>>>
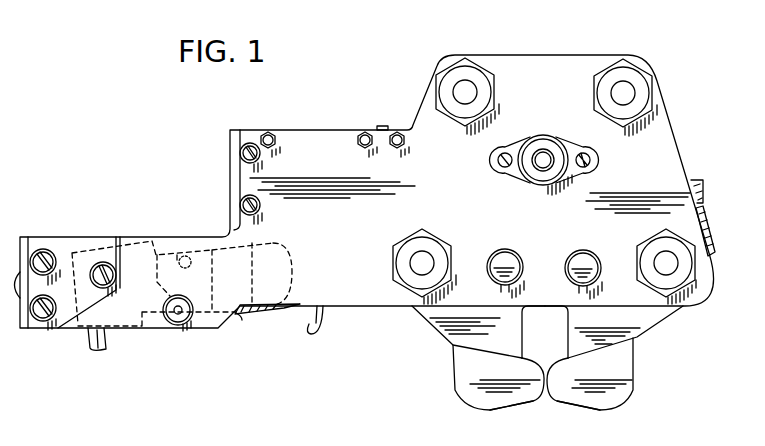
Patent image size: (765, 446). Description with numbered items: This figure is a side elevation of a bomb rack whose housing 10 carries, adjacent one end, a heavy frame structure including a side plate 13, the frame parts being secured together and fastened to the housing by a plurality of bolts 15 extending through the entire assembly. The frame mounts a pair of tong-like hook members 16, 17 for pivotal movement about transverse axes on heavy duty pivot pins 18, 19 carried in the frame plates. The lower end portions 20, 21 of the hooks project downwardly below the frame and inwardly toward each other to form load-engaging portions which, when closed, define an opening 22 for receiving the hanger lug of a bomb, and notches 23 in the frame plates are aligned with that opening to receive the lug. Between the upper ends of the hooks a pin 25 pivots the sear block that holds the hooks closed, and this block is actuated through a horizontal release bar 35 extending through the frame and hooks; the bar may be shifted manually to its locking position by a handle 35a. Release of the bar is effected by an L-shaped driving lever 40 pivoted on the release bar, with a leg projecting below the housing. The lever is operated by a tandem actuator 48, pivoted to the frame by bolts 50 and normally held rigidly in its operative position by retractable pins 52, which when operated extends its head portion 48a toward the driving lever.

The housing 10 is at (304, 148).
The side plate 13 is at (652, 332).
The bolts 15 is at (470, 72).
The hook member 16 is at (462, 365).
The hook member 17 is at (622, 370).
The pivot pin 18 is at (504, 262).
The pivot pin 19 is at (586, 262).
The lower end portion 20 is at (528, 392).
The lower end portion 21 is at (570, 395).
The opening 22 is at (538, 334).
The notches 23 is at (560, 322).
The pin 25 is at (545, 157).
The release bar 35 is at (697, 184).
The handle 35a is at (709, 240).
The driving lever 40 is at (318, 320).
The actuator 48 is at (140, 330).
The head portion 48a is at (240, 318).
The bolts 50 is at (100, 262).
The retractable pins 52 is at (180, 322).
<<<
УСЛОВИЕ ЗАДАНИЯ
Можете переписать все строки выше, заменив «bomb rack» на «release rack» и больше ничего не меняя? Рисунки в ответ не включайте.

РЕШЕНИЕ ЗАДАЧИ
Patent image size: (765, 446). Description with numbered items: This figure is a side elevation of a release rack whose housing 10 carries, adjacent one end, a heavy frame structure including a side plate 13, the frame parts being secured together and fastened to the housing by a plurality of bolts 15 extending through the entire assembly. The frame mounts a pair of tong-like hook members 16, 17 for pivotal movement about transverse axes on heavy duty pivot pins 18, 19 carried in the frame plates. The lower end portions 20, 21 of the hooks project downwardly below the frame and inwardly toward each other to form load-engaging portions which, when closed, define an opening 22 for receiving the hanger lug of a bomb, and notches 23 in the frame plates are aligned with that opening to receive the lug. Between the upper ends of the hooks a pin 25 pivots the sear block that holds the hooks closed, and this block is actuated through a horizontal release bar 35 extending through the frame and hooks; the bar may be shifted manually to its locking position by a handle 35a. Release of the bar is effected by an L-shaped driving lever 40 pivoted on the release bar, with a leg projecting below the housing. The lever is operated by a tandem actuator 48, pivoted to the frame by bolts 50 and normally held rigidly in its operative position by retractable pins 52, which when operated extends its head portion 48a toward the driving lever.

The housing 10 is at (304, 148).
The side plate 13 is at (652, 332).
The bolts 15 is at (470, 72).
The hook member 16 is at (462, 365).
The hook member 17 is at (622, 370).
The pivot pin 18 is at (504, 262).
The pivot pin 19 is at (586, 262).
The lower end portion 20 is at (528, 392).
The lower end portion 21 is at (570, 395).
The opening 22 is at (538, 334).
The notches 23 is at (560, 322).
The pin 25 is at (545, 157).
The release bar 35 is at (697, 184).
The handle 35a is at (709, 240).
The driving lever 40 is at (318, 320).
The actuator 48 is at (140, 330).
The head portion 48a is at (240, 318).
The bolts 50 is at (100, 262).
The retractable pins 52 is at (180, 322).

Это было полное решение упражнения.